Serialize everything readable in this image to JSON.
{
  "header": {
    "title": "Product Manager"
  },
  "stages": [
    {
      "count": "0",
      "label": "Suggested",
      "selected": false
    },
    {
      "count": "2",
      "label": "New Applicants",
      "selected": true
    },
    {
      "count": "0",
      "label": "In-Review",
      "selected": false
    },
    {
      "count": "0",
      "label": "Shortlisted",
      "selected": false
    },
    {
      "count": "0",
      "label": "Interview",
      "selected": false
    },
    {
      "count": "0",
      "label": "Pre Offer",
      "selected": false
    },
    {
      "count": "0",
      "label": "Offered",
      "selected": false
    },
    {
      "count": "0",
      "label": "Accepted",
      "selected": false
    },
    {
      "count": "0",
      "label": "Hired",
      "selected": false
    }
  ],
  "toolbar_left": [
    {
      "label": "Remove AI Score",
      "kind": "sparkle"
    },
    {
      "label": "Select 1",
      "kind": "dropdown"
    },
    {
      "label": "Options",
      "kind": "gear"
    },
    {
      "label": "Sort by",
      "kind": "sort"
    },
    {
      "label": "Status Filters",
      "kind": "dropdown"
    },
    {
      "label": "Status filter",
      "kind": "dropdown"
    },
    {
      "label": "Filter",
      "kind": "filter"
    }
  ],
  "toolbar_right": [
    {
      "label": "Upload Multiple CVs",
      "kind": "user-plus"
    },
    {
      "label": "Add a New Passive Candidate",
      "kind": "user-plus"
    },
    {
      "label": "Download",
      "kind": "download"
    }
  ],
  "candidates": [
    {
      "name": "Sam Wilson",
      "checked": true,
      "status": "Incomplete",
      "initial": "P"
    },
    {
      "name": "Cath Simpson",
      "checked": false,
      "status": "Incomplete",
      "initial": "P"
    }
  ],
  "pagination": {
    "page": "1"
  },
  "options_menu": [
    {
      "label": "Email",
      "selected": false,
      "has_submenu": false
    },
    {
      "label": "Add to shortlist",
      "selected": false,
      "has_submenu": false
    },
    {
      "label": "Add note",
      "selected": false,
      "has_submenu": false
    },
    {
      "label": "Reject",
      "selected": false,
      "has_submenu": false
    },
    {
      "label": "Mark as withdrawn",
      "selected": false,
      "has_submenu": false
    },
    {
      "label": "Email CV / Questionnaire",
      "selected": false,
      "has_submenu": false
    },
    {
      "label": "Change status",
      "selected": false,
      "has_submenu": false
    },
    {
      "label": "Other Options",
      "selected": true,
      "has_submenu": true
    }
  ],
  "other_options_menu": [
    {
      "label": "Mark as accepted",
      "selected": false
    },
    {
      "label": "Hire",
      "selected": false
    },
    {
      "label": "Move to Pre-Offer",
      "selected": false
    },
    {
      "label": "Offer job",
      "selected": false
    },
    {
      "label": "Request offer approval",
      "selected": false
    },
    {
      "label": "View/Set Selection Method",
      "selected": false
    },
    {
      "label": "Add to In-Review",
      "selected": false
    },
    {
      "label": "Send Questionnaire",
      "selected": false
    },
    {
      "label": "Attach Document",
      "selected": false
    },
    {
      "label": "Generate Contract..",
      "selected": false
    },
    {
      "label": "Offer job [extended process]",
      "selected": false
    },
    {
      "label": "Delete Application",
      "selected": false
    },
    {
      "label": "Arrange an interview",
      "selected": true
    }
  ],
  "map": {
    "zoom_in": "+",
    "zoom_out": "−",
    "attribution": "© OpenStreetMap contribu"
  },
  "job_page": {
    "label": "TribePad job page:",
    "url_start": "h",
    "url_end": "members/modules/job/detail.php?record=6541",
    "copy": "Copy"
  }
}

********************

SHORT PROBLEM: Which lines hold the word "true"? Return all of them from the records above.

REPLY:
      "selected": true
      "checked": true,
      "selected": true,
      "has_submenu": true
      "selected": true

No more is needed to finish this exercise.